[Stored items]
========================

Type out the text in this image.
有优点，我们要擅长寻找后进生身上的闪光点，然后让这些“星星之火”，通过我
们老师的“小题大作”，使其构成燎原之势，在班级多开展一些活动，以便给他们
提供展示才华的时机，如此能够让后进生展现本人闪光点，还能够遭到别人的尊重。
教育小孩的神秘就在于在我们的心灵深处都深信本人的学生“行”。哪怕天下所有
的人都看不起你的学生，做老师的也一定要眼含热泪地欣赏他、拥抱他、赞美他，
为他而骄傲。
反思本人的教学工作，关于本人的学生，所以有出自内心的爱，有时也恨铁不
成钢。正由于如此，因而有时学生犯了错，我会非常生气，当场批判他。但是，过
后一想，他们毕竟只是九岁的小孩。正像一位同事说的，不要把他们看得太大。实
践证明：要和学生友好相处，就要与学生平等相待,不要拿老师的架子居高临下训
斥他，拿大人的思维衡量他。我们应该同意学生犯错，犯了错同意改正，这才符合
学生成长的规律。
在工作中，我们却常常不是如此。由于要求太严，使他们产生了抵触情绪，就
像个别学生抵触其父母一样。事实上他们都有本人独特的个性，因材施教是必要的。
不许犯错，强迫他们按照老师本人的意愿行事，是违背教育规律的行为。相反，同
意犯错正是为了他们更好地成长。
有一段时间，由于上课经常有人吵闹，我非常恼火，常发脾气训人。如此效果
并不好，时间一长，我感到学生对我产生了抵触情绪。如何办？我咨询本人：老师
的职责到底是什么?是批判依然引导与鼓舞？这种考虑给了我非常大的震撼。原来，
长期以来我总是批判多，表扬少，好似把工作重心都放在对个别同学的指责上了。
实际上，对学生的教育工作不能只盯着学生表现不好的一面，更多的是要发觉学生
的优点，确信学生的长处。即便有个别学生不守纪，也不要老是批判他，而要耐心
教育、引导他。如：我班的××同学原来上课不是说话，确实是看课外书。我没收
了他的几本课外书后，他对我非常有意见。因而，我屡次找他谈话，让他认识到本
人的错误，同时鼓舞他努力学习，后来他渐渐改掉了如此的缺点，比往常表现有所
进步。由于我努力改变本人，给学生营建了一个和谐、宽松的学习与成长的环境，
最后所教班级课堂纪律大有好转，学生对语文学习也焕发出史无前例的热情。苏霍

========================

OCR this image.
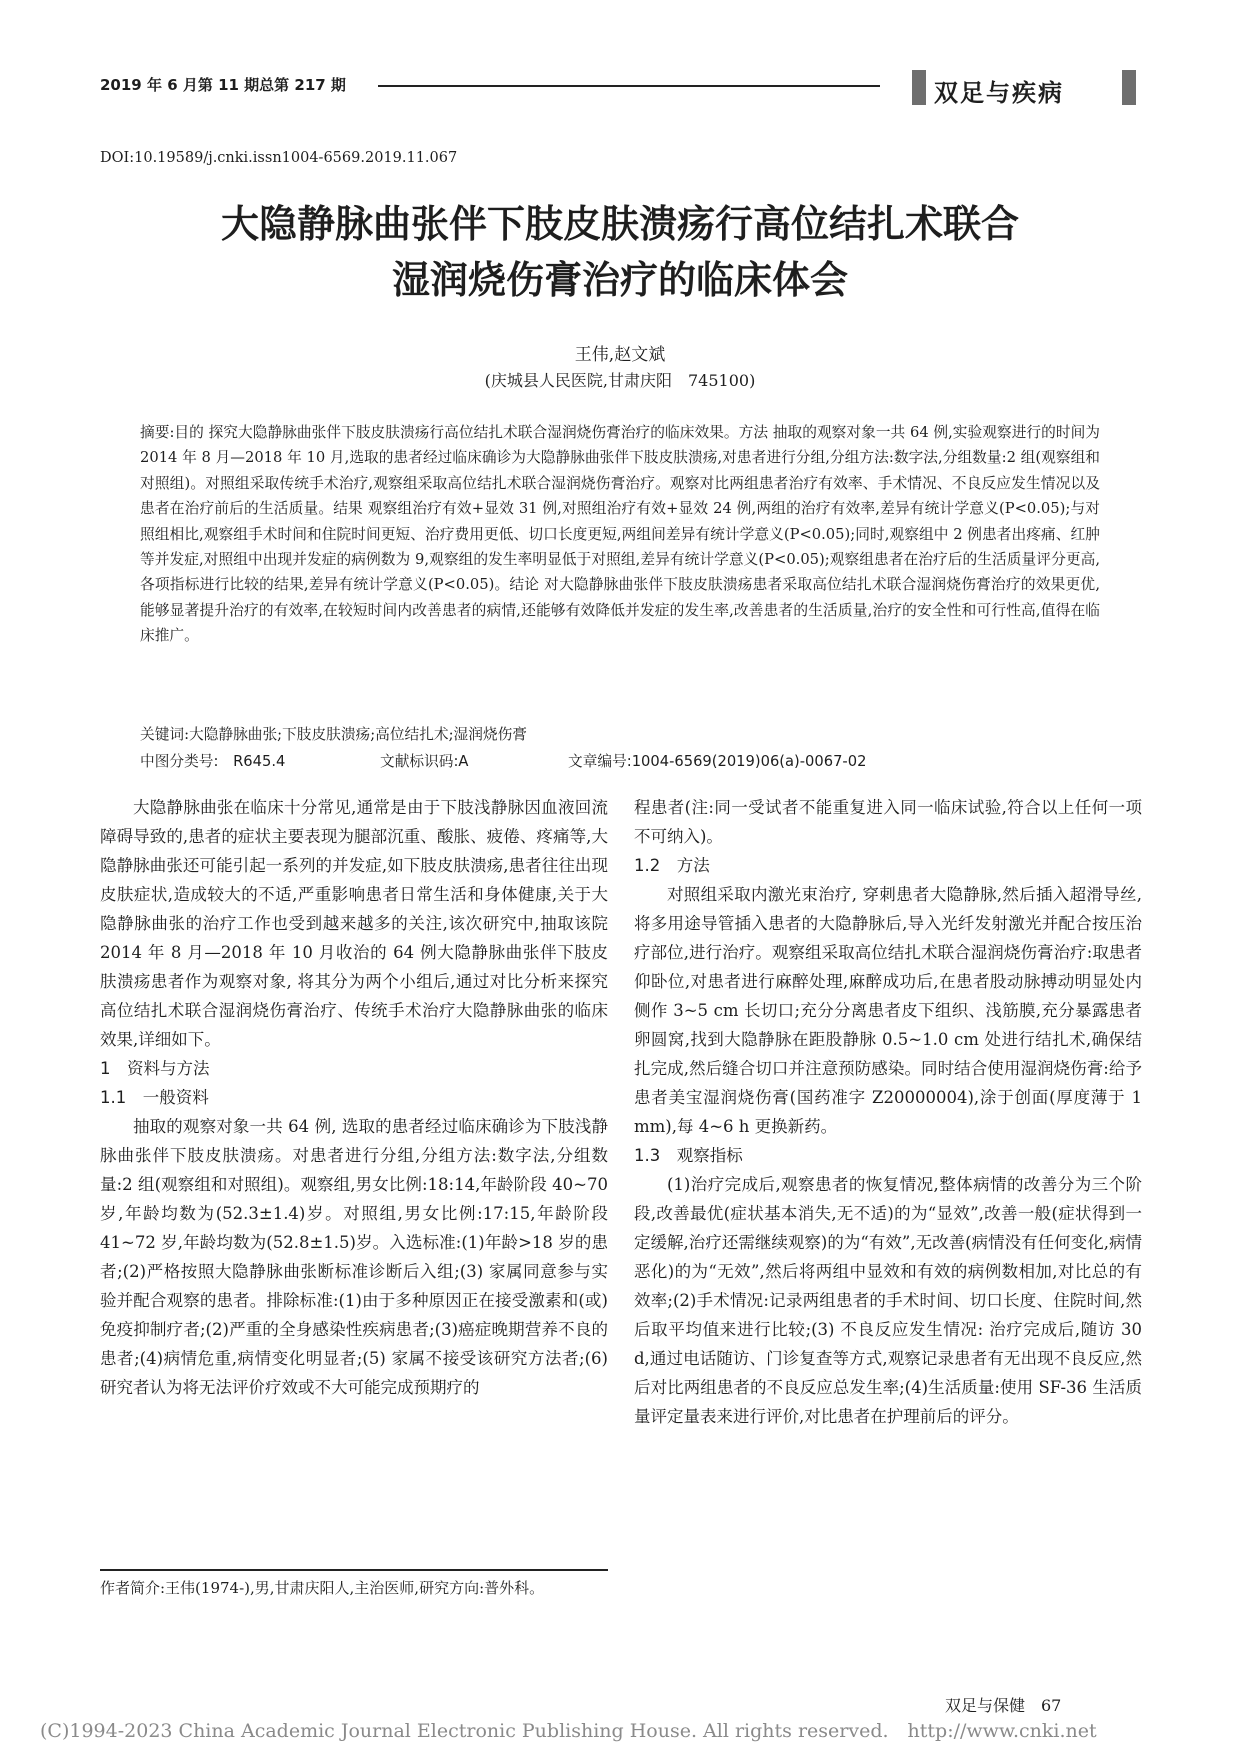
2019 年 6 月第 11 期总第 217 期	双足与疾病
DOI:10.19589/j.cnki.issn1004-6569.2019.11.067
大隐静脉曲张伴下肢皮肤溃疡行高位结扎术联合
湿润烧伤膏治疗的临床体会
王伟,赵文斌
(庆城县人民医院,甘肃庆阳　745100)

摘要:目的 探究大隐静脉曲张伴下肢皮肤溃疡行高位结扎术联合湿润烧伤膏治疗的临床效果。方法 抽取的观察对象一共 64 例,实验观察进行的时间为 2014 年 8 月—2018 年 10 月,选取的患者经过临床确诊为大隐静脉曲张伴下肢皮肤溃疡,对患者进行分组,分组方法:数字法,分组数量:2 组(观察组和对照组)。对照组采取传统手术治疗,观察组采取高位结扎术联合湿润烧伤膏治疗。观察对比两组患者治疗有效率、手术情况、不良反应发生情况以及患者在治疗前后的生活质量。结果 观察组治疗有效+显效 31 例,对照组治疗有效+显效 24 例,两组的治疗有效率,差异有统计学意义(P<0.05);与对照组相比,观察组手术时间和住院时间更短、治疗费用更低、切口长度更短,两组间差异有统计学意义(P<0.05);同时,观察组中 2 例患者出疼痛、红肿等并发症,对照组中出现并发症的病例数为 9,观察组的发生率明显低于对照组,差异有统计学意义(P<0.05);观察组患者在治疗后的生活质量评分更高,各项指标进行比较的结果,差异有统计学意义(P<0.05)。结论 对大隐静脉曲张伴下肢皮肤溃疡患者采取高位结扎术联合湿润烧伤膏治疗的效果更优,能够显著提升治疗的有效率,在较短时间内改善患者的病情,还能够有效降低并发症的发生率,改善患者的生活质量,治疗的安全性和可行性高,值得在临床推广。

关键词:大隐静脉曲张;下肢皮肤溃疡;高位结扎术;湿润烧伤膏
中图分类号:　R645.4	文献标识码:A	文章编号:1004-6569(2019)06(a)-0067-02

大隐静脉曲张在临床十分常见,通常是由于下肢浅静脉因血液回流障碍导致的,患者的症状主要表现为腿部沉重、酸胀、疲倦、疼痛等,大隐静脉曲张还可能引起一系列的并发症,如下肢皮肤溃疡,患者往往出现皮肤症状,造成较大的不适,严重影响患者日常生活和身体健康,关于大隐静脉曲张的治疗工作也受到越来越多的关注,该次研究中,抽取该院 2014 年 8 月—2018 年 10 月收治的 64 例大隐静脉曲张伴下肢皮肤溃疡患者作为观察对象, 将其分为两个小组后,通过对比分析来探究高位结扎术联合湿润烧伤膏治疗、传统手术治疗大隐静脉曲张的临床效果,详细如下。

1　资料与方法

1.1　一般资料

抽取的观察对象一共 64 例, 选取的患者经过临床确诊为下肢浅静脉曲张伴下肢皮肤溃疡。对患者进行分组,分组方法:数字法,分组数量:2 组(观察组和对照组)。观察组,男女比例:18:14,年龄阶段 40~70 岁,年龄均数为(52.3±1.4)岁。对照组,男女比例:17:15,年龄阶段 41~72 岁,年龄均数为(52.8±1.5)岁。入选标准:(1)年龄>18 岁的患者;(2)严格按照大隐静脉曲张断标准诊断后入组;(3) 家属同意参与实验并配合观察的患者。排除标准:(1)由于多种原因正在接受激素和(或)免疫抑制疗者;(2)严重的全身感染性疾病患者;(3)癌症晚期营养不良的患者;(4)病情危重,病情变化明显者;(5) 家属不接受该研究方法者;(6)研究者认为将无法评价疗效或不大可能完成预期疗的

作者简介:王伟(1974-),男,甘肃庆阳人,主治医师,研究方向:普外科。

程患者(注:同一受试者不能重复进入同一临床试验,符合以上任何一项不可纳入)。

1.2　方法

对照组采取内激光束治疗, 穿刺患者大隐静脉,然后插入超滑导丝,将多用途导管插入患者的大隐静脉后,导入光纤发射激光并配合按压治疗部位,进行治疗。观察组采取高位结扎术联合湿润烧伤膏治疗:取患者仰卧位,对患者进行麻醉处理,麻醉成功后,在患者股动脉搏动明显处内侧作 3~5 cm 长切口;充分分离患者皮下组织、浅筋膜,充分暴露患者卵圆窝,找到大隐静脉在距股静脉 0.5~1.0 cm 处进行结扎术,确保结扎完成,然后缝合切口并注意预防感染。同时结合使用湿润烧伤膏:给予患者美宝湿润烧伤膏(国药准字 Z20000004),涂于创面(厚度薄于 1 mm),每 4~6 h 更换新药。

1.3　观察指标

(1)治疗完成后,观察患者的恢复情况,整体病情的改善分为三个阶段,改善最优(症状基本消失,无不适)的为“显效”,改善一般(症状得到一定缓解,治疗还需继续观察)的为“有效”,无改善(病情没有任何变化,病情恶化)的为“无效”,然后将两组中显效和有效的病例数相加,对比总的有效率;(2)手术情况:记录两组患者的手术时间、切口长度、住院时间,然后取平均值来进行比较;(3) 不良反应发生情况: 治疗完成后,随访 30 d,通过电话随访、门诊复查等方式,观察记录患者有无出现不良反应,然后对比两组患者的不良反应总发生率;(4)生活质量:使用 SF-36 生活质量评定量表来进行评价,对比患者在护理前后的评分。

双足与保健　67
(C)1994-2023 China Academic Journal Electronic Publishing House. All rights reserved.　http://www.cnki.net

========================

DESCRIPTION OF THE TASK: Where a line in the material contains "this", copy that line.

EXERCISE RESPONSE:
Type out the text in this image.
OCR this image.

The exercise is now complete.